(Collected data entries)
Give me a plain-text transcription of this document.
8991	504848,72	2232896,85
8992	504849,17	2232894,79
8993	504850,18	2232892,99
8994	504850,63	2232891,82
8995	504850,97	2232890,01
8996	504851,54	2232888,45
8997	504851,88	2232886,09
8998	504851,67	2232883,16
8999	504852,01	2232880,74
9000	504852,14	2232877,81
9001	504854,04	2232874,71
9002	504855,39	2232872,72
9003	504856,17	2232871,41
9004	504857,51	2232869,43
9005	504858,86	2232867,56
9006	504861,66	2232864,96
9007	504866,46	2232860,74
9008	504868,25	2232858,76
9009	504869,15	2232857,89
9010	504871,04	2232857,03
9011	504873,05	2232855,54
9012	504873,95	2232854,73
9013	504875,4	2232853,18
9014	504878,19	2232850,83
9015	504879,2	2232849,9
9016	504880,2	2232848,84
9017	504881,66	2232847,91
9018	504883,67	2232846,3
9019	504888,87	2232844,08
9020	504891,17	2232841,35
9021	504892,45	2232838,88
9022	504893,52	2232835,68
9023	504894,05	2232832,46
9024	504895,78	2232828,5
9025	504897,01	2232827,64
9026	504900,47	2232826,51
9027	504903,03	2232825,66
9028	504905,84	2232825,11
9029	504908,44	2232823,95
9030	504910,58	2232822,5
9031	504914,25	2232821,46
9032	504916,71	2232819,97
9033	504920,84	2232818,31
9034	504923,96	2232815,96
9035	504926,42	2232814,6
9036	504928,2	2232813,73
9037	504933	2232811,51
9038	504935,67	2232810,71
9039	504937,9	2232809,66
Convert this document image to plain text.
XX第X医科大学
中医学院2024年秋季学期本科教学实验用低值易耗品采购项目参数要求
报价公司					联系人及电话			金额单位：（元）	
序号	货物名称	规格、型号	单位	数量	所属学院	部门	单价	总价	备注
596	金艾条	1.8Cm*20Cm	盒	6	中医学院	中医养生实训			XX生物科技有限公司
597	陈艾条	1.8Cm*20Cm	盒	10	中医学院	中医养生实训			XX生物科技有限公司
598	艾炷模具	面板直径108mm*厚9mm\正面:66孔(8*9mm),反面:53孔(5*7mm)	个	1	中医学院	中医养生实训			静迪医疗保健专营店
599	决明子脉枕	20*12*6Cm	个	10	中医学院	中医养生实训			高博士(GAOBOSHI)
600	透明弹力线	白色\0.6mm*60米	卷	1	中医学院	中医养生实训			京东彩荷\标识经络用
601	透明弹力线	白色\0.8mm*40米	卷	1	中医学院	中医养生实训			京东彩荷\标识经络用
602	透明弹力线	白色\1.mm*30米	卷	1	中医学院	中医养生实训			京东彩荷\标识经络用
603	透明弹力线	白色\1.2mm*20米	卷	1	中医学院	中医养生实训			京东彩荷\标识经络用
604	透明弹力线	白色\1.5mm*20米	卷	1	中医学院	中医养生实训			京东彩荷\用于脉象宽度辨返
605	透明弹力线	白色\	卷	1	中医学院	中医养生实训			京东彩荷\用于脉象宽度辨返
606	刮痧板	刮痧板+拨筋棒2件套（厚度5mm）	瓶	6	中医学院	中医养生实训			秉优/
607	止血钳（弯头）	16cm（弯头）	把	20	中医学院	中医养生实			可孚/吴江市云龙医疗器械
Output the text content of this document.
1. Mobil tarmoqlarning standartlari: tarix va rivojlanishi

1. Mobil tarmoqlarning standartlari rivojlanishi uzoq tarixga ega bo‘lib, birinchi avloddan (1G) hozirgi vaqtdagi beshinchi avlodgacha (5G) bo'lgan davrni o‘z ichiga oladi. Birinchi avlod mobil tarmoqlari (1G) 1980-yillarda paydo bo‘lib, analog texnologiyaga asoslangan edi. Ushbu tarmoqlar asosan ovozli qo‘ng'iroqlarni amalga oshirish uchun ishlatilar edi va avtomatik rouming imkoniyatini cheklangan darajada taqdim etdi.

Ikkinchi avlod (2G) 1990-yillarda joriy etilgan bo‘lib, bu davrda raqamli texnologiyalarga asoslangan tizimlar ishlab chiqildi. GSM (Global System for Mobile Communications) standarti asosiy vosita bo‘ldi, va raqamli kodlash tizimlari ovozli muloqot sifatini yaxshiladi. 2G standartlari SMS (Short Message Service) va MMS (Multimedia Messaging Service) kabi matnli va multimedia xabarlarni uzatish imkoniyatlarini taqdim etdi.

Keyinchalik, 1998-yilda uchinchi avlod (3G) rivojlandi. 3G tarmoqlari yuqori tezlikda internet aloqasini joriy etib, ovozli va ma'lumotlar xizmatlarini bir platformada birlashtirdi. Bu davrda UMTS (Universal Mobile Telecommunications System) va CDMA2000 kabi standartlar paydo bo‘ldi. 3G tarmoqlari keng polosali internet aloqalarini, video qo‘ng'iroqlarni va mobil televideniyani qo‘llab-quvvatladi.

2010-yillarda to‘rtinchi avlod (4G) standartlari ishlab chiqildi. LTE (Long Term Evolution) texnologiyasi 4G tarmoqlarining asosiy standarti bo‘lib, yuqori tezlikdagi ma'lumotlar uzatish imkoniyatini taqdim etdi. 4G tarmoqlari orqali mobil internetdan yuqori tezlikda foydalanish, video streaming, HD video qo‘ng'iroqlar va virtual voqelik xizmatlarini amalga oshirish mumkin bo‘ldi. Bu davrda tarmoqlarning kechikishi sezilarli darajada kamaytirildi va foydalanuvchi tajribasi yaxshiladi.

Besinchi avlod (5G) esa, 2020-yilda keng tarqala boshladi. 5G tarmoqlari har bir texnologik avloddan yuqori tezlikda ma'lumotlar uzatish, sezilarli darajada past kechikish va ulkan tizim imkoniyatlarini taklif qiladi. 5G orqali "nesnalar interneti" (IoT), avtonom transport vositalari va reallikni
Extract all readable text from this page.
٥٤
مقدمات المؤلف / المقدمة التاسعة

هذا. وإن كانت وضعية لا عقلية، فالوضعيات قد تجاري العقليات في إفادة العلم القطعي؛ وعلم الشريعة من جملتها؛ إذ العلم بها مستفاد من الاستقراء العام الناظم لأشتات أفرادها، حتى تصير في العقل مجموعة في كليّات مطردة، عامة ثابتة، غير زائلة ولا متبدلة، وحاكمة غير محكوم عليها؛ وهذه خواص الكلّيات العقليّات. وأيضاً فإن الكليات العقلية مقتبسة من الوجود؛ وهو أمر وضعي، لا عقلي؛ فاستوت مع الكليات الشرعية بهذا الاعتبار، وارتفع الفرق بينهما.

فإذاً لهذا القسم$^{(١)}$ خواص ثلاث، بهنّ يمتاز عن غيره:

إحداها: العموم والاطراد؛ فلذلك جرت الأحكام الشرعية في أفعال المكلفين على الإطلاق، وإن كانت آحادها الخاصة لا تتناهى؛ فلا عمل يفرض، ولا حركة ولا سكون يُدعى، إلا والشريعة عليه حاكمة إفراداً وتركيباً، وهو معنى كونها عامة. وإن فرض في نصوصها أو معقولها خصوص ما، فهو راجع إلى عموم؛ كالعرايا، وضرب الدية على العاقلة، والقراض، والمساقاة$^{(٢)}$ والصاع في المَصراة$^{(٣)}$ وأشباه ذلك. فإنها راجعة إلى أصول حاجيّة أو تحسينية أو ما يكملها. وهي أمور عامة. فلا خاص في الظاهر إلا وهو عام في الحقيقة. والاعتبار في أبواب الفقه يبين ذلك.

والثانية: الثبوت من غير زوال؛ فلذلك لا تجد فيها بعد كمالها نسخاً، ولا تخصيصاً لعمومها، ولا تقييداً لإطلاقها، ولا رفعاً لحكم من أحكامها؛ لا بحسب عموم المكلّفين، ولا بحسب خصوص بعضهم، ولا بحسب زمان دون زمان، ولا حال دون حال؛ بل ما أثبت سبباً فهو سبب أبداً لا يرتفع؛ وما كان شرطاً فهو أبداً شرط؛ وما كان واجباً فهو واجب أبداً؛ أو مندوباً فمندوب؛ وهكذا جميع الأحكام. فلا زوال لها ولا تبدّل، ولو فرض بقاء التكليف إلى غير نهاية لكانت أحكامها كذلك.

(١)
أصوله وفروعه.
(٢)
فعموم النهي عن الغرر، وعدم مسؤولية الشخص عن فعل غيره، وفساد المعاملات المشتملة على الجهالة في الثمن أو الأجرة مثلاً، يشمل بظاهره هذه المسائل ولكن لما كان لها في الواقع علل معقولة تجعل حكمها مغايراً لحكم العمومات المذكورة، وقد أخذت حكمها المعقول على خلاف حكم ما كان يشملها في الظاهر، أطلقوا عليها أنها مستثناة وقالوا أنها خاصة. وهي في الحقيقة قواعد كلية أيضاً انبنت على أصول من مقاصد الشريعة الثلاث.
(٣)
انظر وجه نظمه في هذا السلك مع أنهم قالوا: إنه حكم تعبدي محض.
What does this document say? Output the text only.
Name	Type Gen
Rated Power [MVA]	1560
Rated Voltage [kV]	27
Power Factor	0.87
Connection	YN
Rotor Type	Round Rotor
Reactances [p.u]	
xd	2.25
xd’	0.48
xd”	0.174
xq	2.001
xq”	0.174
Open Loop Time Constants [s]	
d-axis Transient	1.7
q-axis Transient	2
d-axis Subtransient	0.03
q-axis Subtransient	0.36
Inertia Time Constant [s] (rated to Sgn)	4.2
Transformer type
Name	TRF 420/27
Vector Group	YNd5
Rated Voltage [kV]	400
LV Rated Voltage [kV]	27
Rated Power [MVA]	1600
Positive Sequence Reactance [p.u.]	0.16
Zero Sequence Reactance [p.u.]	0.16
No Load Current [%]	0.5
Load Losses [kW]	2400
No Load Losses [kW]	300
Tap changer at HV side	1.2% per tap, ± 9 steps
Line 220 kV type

*WHAT IS BEING ASKED*. Read through the data and copy every line where "this" shows up.

*RIGHT ANSWER*.
Give me a plain-text transcription of this document.
Convert this document image to plain text.
Output the text content of this document.
Extract all readable text from this page.
What does this document say? Output the text only.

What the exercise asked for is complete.